[Collection entries]
--
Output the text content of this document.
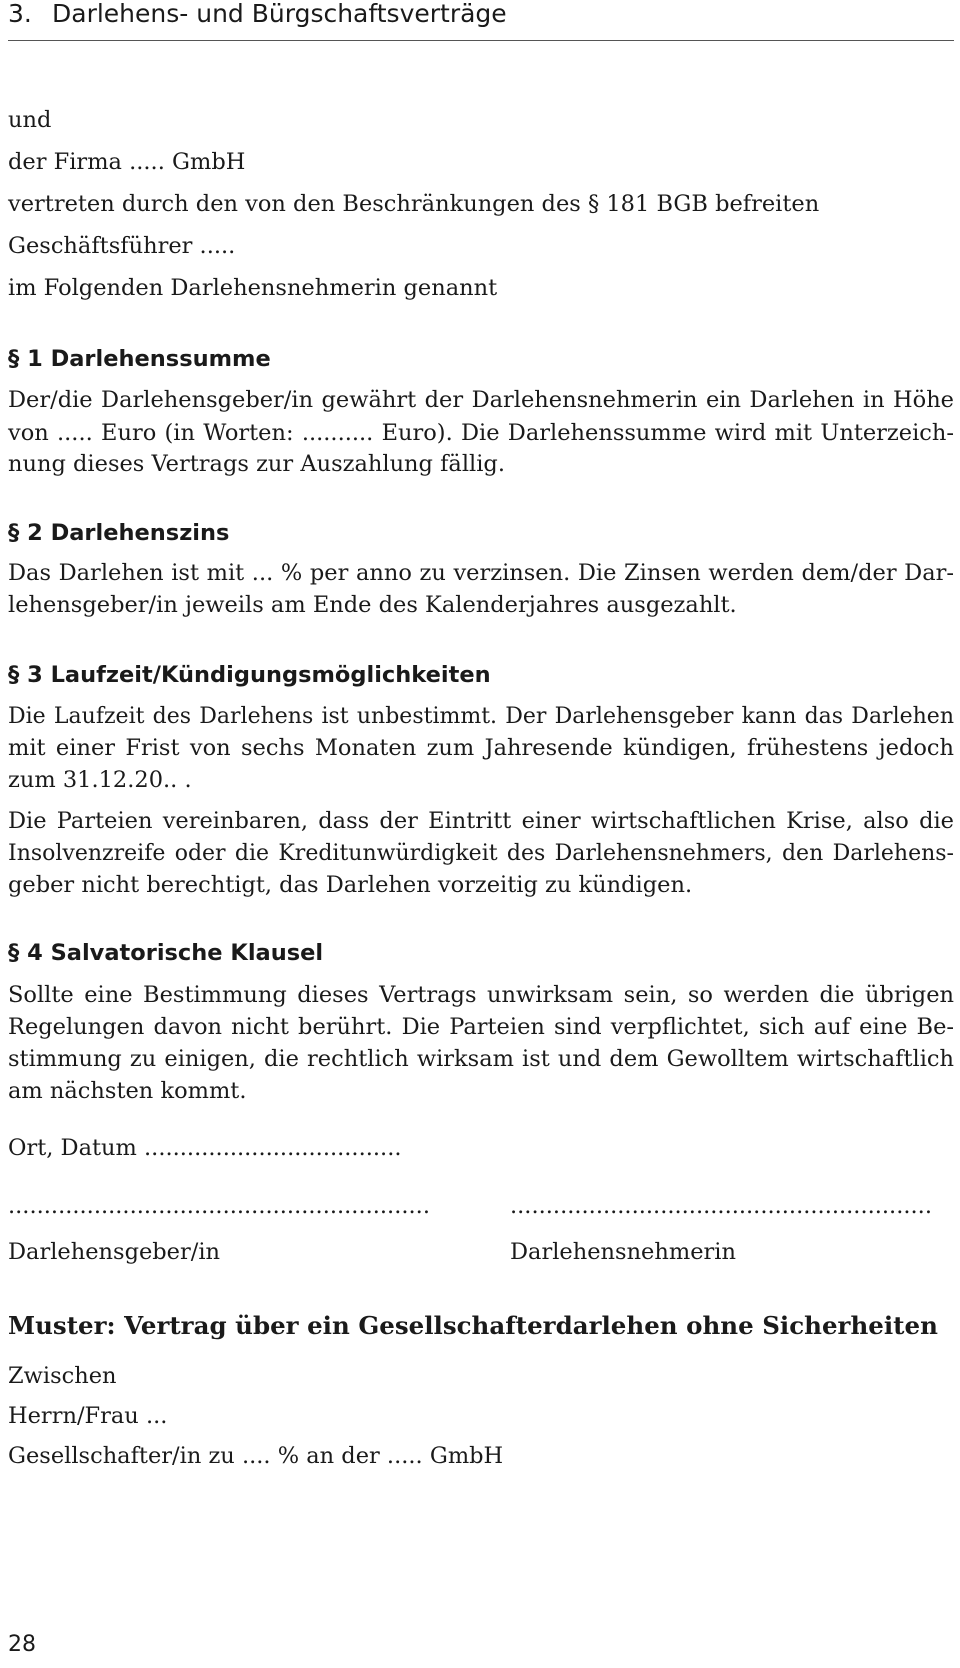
3. Darlehens- und Bürgschaftsverträge
und
der Firma ..... GmbH
vertreten durch den von den Beschränkungen des § 181 BGB befreiten
Geschäftsführer .....
im Folgenden Darlehensnehmerin genannt
§ 1 Darlehenssumme
Der/die Darlehensgeber/in gewährt der Darlehensnehmerin ein Darlehen in Höhe
von ..... Euro (in Worten: .......... Euro). Die Darlehenssumme wird mit Unterzeich-
nung dieses Vertrags zur Auszahlung fällig.
§ 2 Darlehenszins
Das Darlehen ist mit ... % per anno zu verzinsen. Die Zinsen werden dem/der Dar-
lehensgeber/in jeweils am Ende des Kalenderjahres ausgezahlt.
§ 3 Laufzeit/Kündigungsmöglichkeiten
Die Laufzeit des Darlehens ist unbestimmt. Der Darlehensgeber kann das Darlehen
mit einer Frist von sechs Monaten zum Jahresende kündigen, frühestens jedoch
zum 31.12.20.. .
Die Parteien vereinbaren, dass der Eintritt einer wirtschaftlichen Krise, also die
Insolvenzreife oder die Kreditunwürdigkeit des Darlehensnehmers, den Darlehens-
geber nicht berechtigt, das Darlehen vorzeitig zu kündigen.
§ 4 Salvatorische Klausel
Sollte eine Bestimmung dieses Vertrags unwirksam sein, so werden die übrigen
Regelungen davon nicht berührt. Die Parteien sind verpflichtet, sich auf eine Be-
stimmung zu einigen, die rechtlich wirksam ist und dem Gewolltem wirtschaftlich
am nächsten kommt.
Ort, Datum ....................................
...........................................................	...........................................................
Darlehensgeber/in	Darlehensnehmerin
Muster: Vertrag über ein Gesellschafterdarlehen ohne Sicherheiten
Zwischen
Herrn/Frau ...
Gesellschafter/in zu .... % an der ..... GmbH
28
--
• [Given problem]: Reproduce each line exactly as it appears, omitting the pictures.

• [The result]:
Output the text content of this document.
3. Darlehens- und Bürgschaftsverträge
und
der Firma ..... GmbH
vertreten durch den von den Beschränkungen des § 181 BGB befreiten
Geschäftsführer .....
im Folgenden Darlehensnehmerin genannt
§ 1 Darlehenssumme
Der/die Darlehensgeber/in gewährt der Darlehensnehmerin ein Darlehen in Höhe
von ..... Euro (in Worten: .......... Euro). Die Darlehenssumme wird mit Unterzeich-
nung dieses Vertrags zur Auszahlung fällig.
§ 2 Darlehenszins
Das Darlehen ist mit ... % per anno zu verzinsen. Die Zinsen werden dem/der Dar-
lehensgeber/in jeweils am Ende des Kalenderjahres ausgezahlt.
§ 3 Laufzeit/Kündigungsmöglichkeiten
Die Laufzeit des Darlehens ist unbestimmt. Der Darlehensgeber kann das Darlehen
mit einer Frist von sechs Monaten zum Jahresende kündigen, frühestens jedoch
zum 31.12.20.. .
Die Parteien vereinbaren, dass der Eintritt einer wirtschaftlichen Krise, also die
Insolvenzreife oder die Kreditunwürdigkeit des Darlehensnehmers, den Darlehens-
geber nicht berechtigt, das Darlehen vorzeitig zu kündigen.
§ 4 Salvatorische Klausel
Sollte eine Bestimmung dieses Vertrags unwirksam sein, so werden die übrigen
Regelungen davon nicht berührt. Die Parteien sind verpflichtet, sich auf eine Be-
stimmung zu einigen, die rechtlich wirksam ist und dem Gewolltem wirtschaftlich
am nächsten kommt.
Ort, Datum ....................................
...........................................................	...........................................................
Darlehensgeber/in	Darlehensnehmerin
Muster: Vertrag über ein Gesellschafterdarlehen ohne Sicherheiten
Zwischen
Herrn/Frau ...
Gesellschafter/in zu .... % an der ..... GmbH
28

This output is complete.